Work to do: Retype all of the data exactly as given.

Data listing:
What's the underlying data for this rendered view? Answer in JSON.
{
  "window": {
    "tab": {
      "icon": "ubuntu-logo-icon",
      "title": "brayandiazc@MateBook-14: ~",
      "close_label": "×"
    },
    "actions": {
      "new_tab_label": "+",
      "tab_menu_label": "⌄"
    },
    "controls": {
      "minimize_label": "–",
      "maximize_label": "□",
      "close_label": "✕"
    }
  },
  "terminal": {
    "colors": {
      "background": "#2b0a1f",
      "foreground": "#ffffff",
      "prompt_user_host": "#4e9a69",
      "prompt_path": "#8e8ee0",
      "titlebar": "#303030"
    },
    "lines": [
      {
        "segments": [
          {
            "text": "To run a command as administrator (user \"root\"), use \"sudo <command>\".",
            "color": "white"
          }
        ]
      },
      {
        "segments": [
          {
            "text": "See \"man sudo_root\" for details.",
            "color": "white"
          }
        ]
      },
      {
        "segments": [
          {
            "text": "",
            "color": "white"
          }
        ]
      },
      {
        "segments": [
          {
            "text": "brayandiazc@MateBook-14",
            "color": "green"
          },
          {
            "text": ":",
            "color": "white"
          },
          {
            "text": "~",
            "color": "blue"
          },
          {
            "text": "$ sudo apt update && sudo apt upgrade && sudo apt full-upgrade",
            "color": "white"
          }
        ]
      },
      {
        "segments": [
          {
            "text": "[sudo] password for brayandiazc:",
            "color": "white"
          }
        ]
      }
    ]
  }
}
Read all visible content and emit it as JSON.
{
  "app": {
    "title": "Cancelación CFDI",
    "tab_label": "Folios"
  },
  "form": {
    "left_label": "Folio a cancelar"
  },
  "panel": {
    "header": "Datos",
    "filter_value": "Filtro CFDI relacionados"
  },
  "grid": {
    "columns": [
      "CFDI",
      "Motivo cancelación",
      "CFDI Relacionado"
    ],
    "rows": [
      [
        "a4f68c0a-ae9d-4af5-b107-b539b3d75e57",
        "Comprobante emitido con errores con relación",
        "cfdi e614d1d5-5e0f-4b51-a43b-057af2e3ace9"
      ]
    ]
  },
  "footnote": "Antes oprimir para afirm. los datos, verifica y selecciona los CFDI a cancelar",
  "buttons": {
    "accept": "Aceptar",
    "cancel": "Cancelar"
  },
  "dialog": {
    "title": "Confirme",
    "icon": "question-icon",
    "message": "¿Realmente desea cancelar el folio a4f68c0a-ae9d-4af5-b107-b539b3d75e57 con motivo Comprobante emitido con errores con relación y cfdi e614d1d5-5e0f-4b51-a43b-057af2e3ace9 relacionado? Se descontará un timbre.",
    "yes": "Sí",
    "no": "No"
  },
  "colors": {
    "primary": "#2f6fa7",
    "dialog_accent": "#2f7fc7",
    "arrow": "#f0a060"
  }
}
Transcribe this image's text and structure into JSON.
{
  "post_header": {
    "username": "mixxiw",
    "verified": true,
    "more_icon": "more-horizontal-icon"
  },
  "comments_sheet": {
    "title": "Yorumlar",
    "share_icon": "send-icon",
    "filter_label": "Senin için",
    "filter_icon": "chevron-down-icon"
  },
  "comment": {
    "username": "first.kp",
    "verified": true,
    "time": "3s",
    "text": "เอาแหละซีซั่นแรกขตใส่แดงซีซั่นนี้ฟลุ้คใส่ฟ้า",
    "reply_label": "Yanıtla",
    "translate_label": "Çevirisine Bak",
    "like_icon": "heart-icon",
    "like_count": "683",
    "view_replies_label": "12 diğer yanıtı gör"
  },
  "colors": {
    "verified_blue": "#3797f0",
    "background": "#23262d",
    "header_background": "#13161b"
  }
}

The reply:
What's the underlying data for this rendered view? Answer in JSON.
{
  "window": {
    "tab": {
      "icon": "ubuntu-logo-icon",
      "title": "brayandiazc@MateBook-14: ~",
      "close_label": "×"
    },
    "actions": {
      "new_tab_label": "+",
      "tab_menu_label": "⌄"
    },
    "controls": {
      "minimize_label": "–",
      "maximize_label": "□",
      "close_label": "✕"
    }
  },
  "terminal": {
    "colors": {
      "background": "#2b0a1f",
      "foreground": "#ffffff",
      "prompt_user_host": "#4e9a69",
      "prompt_path": "#8e8ee0",
      "titlebar": "#303030"
    },
    "lines": [
      {
        "segments": [
          {
            "text": "To run a command as administrator (user \"root\"), use \"sudo <command>\".",
            "color": "white"
          }
        ]
      },
      {
        "segments": [
          {
            "text": "See \"man sudo_root\" for details.",
            "color": "white"
          }
        ]
      },
      {
        "segments": [
          {
            "text": "",
            "color": "white"
          }
        ]
      },
      {
        "segments": [
          {
            "text": "brayandiazc@MateBook-14",
            "color": "green"
          },
          {
            "text": ":",
            "color": "white"
          },
          {
            "text": "~",
            "color": "blue"
          },
          {
            "text": "$ sudo apt update && sudo apt upgrade && sudo apt full-upgrade",
            "color": "white"
          }
        ]
      },
      {
        "segments": [
          {
            "text": "[sudo] password for brayandiazc:",
            "color": "white"
          }
        ]
      }
    ]
  }
}
Read all visible content and emit it as JSON.
{
  "app": {
    "title": "Cancelación CFDI",
    "tab_label": "Folios"
  },
  "form": {
    "left_label": "Folio a cancelar"
  },
  "panel": {
    "header": "Datos",
    "filter_value": "Filtro CFDI relacionados"
  },
  "grid": {
    "columns": [
      "CFDI",
      "Motivo cancelación",
      "CFDI Relacionado"
    ],
    "rows": [
      [
        "a4f68c0a-ae9d-4af5-b107-b539b3d75e57",
        "Comprobante emitido con errores con relación",
        "cfdi e614d1d5-5e0f-4b51-a43b-057af2e3ace9"
      ]
    ]
  },
  "footnote": "Antes oprimir para afirm. los datos, verifica y selecciona los CFDI a cancelar",
  "buttons": {
    "accept": "Aceptar",
    "cancel": "Cancelar"
  },
  "dialog": {
    "title": "Confirme",
    "icon": "question-icon",
    "message": "¿Realmente desea cancelar el folio a4f68c0a-ae9d-4af5-b107-b539b3d75e57 con motivo Comprobante emitido con errores con relación y cfdi e614d1d5-5e0f-4b51-a43b-057af2e3ace9 relacionado? Se descontará un timbre.",
    "yes": "Sí",
    "no": "No"
  },
  "colors": {
    "primary": "#2f6fa7",
    "dialog_accent": "#2f7fc7",
    "arrow": "#f0a060"
  }
}
Transcribe this image's text and structure into JSON.
{
  "post_header": {
    "username": "mixxiw",
    "verified": true,
    "more_icon": "more-horizontal-icon"
  },
  "comments_sheet": {
    "title": "Yorumlar",
    "share_icon": "send-icon",
    "filter_label": "Senin için",
    "filter_icon": "chevron-down-icon"
  },
  "comment": {
    "username": "first.kp",
    "verified": true,
    "time": "3s",
    "text": "เอาแหละซีซั่นแรกขตใส่แดงซีซั่นนี้ฟลุ้คใส่ฟ้า",
    "reply_label": "Yanıtla",
    "translate_label": "Çevirisine Bak",
    "like_icon": "heart-icon",
    "like_count": "683",
    "view_replies_label": "12 diğer yanıtı gör"
  },
  "colors": {
    "verified_blue": "#3797f0",
    "background": "#23262d",
    "header_background": "#13161b"
  }
}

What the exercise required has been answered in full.